Gather every line below where "aktiviert" appears.

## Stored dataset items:
————
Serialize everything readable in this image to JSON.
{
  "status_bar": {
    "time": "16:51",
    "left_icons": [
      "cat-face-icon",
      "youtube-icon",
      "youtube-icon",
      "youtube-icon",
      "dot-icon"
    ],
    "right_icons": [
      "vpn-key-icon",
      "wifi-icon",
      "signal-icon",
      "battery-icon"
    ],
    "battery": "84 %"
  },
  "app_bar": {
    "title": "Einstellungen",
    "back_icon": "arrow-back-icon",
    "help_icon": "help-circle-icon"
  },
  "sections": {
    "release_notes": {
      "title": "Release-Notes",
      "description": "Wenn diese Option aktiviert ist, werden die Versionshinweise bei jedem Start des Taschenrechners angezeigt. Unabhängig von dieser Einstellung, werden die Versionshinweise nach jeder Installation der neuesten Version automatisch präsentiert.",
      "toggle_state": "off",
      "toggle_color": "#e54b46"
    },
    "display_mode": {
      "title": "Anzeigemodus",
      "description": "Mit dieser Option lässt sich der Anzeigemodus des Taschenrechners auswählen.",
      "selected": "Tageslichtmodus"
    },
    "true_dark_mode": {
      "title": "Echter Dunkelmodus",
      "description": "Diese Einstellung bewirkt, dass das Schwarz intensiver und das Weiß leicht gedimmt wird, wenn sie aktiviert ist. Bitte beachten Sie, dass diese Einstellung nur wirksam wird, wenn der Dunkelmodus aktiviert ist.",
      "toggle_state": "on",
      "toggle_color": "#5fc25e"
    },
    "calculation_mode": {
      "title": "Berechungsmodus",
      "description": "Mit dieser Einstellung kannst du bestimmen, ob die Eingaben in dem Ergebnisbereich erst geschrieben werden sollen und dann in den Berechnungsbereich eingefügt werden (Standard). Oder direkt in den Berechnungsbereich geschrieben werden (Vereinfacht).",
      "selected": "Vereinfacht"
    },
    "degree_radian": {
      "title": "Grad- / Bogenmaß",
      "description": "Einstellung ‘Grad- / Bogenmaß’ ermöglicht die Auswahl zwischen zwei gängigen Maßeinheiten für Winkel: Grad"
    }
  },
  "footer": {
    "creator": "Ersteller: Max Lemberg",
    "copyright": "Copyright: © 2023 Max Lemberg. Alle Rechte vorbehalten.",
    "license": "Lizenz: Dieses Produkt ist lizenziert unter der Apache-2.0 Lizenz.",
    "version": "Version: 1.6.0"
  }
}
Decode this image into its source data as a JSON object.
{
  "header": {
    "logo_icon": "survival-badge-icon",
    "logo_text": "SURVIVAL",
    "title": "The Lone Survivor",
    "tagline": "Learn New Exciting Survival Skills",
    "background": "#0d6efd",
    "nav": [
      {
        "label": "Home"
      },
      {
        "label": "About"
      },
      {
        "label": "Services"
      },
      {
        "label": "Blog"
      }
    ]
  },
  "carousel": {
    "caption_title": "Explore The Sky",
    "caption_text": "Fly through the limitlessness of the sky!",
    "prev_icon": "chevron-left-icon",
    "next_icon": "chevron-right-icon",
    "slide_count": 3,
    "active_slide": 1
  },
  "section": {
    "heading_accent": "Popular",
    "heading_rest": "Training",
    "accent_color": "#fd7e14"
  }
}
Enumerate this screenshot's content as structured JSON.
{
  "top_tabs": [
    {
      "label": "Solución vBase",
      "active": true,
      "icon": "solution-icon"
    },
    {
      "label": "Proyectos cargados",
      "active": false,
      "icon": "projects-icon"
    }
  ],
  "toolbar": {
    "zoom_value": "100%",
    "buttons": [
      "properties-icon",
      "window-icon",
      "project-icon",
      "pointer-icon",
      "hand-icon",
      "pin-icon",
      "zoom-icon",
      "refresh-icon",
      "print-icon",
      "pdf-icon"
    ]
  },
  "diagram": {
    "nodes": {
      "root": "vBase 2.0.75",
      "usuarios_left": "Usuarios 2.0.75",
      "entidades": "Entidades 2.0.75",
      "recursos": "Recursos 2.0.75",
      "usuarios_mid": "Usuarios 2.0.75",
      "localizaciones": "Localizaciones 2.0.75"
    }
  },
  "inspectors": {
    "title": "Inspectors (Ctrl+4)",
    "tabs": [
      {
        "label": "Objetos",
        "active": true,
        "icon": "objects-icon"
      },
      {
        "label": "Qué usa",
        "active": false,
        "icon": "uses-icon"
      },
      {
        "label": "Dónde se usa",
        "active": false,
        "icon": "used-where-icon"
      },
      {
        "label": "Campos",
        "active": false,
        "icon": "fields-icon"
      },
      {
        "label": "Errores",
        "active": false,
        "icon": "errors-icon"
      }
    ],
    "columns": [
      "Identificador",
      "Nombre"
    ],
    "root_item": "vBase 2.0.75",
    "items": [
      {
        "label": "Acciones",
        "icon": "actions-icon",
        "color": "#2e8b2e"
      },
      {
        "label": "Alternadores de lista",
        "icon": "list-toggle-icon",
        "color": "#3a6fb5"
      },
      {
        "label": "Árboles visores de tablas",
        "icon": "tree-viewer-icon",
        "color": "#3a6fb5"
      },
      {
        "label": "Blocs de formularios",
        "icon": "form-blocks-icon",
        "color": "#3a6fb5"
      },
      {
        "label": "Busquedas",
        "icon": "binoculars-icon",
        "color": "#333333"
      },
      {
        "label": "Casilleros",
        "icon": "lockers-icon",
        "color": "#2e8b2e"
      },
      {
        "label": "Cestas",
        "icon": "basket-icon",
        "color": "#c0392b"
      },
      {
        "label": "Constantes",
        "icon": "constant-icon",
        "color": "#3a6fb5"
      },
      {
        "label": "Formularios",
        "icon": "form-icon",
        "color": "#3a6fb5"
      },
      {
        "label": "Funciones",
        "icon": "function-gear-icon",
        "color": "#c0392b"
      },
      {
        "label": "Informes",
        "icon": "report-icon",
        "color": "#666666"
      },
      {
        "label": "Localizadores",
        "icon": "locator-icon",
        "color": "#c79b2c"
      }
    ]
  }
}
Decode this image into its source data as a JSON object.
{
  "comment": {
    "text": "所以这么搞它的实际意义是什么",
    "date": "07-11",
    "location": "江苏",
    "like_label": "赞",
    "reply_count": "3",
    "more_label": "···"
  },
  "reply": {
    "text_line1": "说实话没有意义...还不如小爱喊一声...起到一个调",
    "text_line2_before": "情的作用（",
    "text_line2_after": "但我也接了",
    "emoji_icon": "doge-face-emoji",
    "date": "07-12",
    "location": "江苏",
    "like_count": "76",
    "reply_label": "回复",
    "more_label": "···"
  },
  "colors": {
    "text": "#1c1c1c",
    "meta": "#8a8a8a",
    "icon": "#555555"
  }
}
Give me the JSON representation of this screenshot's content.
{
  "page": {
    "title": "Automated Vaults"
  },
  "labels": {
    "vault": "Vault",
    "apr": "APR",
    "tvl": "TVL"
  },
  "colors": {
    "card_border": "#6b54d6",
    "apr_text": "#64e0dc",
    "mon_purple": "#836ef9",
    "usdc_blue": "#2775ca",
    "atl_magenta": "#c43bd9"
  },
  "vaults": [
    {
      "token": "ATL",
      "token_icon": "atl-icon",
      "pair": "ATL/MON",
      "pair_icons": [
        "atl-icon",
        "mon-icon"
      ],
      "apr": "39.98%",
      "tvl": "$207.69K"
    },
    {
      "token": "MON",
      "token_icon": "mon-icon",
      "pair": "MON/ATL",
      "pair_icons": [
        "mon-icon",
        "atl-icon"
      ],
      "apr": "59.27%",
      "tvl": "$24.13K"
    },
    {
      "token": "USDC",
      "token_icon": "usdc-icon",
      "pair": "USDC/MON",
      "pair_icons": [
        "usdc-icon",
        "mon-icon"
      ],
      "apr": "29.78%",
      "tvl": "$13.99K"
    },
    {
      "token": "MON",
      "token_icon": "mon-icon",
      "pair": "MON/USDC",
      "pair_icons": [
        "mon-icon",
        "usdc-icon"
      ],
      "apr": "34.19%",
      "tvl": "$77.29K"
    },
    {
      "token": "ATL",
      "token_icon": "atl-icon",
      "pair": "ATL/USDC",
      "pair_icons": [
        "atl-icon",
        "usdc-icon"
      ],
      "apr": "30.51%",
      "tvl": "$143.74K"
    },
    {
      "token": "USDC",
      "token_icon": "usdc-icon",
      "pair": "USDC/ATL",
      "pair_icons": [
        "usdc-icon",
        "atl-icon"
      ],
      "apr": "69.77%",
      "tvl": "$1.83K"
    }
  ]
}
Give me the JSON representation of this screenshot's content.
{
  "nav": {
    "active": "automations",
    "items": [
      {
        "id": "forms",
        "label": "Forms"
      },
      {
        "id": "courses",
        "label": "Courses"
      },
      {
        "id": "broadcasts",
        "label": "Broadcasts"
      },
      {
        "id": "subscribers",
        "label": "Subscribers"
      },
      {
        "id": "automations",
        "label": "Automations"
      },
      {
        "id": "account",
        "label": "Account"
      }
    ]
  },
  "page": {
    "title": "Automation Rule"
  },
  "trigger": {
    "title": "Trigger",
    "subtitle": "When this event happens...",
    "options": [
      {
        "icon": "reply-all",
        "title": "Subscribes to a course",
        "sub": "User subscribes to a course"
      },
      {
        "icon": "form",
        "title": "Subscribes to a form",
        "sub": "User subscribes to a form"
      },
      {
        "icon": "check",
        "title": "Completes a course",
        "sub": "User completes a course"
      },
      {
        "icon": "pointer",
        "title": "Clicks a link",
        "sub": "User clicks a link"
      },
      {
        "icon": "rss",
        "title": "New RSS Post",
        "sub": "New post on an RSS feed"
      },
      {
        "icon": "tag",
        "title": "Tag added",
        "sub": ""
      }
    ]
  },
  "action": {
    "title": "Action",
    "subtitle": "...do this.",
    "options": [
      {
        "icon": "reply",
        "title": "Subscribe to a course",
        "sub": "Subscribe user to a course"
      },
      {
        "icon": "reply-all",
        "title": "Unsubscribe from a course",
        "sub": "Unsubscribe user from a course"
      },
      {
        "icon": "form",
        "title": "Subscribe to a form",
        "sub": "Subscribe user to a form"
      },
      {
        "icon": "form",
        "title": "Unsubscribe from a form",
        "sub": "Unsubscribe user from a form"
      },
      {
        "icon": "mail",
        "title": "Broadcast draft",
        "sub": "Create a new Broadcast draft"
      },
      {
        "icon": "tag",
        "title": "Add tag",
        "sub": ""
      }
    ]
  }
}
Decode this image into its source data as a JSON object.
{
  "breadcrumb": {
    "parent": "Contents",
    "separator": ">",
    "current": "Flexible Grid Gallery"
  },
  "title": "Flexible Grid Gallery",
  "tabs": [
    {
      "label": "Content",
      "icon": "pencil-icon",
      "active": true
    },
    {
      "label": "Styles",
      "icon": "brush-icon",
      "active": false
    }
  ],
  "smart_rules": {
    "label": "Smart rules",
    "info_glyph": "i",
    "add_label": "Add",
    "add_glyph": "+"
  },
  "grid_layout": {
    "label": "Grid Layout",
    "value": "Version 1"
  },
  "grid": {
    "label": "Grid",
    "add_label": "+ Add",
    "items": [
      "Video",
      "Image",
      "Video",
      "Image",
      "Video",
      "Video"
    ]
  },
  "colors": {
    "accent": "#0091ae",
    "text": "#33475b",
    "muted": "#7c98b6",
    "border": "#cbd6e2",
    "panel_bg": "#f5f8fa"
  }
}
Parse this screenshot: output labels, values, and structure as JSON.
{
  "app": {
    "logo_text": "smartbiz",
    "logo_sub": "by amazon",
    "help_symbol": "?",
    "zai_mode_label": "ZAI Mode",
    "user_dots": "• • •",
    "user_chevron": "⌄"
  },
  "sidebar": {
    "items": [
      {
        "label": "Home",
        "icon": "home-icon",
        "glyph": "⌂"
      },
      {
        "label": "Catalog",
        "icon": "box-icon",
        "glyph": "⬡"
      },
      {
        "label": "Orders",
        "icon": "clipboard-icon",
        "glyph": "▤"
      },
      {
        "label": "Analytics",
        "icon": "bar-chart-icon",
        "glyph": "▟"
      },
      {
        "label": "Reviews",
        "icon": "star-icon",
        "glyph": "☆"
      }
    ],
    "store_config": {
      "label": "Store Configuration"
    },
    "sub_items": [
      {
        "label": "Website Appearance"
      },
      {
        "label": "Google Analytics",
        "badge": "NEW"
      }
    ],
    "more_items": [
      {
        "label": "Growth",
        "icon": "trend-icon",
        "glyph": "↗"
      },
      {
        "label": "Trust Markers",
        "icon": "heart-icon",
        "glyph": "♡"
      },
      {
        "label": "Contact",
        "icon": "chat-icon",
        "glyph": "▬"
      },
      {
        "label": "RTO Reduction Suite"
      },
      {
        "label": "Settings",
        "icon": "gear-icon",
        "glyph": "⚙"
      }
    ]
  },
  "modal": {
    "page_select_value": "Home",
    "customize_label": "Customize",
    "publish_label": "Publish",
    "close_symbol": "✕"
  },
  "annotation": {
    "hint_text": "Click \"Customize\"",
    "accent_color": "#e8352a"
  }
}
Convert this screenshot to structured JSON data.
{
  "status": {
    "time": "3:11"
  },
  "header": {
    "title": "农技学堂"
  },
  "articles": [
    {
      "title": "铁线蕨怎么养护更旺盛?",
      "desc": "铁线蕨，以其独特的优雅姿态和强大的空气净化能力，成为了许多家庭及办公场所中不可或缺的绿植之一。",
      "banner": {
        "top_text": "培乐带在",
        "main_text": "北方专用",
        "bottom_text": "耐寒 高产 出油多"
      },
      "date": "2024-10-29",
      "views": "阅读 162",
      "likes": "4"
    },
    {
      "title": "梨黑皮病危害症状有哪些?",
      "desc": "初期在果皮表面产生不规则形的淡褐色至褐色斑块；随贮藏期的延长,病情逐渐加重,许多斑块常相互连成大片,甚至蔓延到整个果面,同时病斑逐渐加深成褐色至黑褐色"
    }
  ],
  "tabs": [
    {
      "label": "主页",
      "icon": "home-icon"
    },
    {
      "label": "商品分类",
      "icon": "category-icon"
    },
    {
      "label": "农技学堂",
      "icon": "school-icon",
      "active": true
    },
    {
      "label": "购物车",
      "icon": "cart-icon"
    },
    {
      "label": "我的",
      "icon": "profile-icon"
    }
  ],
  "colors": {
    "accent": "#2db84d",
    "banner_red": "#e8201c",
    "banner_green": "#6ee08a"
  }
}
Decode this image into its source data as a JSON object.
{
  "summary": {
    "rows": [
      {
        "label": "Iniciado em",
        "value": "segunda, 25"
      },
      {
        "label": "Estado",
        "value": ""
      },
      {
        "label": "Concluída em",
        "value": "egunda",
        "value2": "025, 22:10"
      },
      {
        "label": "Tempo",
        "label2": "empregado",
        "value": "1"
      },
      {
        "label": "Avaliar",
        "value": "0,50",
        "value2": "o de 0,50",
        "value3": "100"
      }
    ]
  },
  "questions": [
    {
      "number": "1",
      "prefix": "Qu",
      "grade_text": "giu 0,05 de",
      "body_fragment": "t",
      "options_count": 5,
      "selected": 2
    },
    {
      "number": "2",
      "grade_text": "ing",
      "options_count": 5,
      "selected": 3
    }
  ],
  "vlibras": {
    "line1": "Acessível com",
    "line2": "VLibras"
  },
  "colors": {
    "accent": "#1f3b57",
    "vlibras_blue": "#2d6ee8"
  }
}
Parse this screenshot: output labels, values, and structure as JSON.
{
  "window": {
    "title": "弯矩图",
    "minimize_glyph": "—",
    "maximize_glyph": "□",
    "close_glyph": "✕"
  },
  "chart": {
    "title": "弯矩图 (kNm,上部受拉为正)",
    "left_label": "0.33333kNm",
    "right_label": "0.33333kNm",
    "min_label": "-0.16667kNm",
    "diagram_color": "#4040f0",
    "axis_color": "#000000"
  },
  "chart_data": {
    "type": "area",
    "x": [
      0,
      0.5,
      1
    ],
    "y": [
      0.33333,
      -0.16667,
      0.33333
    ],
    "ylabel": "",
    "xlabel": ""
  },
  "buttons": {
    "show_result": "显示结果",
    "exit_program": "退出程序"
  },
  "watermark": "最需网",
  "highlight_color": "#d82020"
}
————
## Worked answer:
      "description": "Wenn diese Option aktiviert ist, werden die Versionshinweise bei jedem Start des Taschenrechners angezeigt. Unabhängig von dieser Einstellung, werden die Versionshinweise nach jeder Installation der neuesten Version automatisch präsentiert.",
      "description": "Diese Einstellung bewirkt, dass das Schwarz intensiver und das Weiß leicht gedimmt wird, wenn sie aktiviert ist. Bitte beachten Sie, dass diese Einstellung nur wirksam wird, wenn der Dunkelmodus aktiviert ist.",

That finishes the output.